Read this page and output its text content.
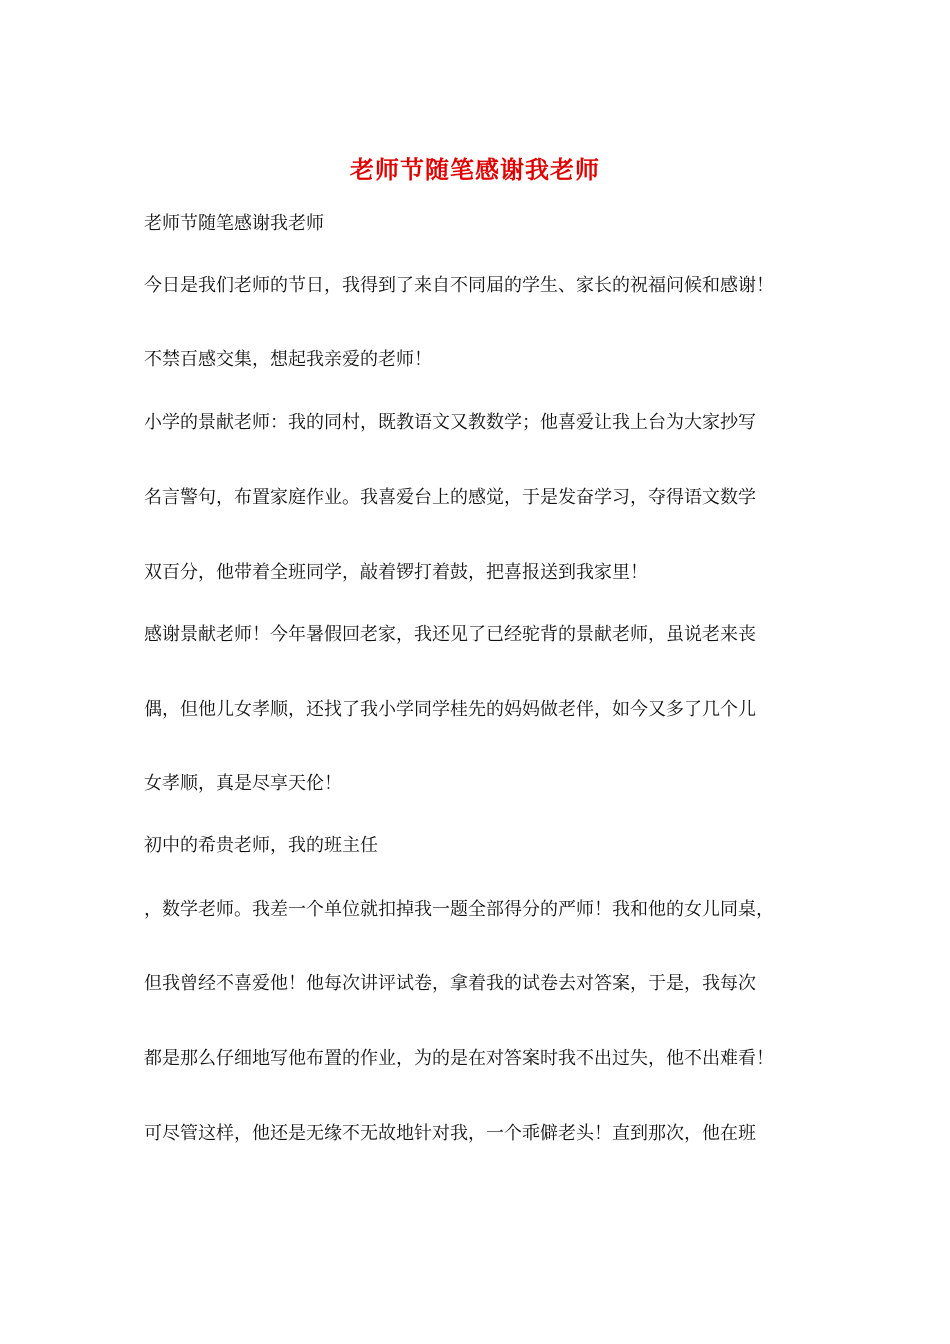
老师节随笔感谢我老师
老师节随笔感谢我老师
今日是我们老师的节日，我得到了来自不同届的学生、家长的祝福问候和感谢！
不禁百感交集，想起我亲爱的老师！
小学的景献老师：我的同村，既教语文又教数学；他喜爱让我上台为大家抄写
名言警句，布置家庭作业。我喜爱台上的感觉，于是发奋学习，夺得语文数学
双百分，他带着全班同学，敲着锣打着鼓，把喜报送到我家里！
感谢景献老师！今年暑假回老家，我还见了已经驼背的景献老师，虽说老来丧
偶，但他儿女孝顺，还找了我小学同学桂先的妈妈做老伴，如今又多了几个儿
女孝顺，真是尽享天伦！
初中的希贵老师，我的班主任
，数学老师。我差一个单位就扣掉我一题全部得分的严师！我和他的女儿同桌，
但我曾经不喜爱他！他每次讲评试卷，拿着我的试卷去对答案，于是，我每次
都是那么仔细地写他布置的作业，为的是在对答案时我不出过失，他不出难看！
可尽管这样，他还是无缘不无故地针对我，一个乖僻老头！直到那次，他在班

————

BRIEF
Pictures don't belong in the copy. Restate all the entries exactly.

RESULT OF THE TASK
Read this page and output its text content.
老师节随笔感谢我老师
老师节随笔感谢我老师
今日是我们老师的节日，我得到了来自不同届的学生、家长的祝福问候和感谢！
不禁百感交集，想起我亲爱的老师！
小学的景献老师：我的同村，既教语文又教数学；他喜爱让我上台为大家抄写
名言警句，布置家庭作业。我喜爱台上的感觉，于是发奋学习，夺得语文数学
双百分，他带着全班同学，敲着锣打着鼓，把喜报送到我家里！
感谢景献老师！今年暑假回老家，我还见了已经驼背的景献老师，虽说老来丧
偶，但他儿女孝顺，还找了我小学同学桂先的妈妈做老伴，如今又多了几个儿
女孝顺，真是尽享天伦！
初中的希贵老师，我的班主任
，数学老师。我差一个单位就扣掉我一题全部得分的严师！我和他的女儿同桌，
但我曾经不喜爱他！他每次讲评试卷，拿着我的试卷去对答案，于是，我每次
都是那么仔细地写他布置的作业，为的是在对答案时我不出过失，他不出难看！
可尽管这样，他还是无缘不无故地针对我，一个乖僻老头！直到那次，他在班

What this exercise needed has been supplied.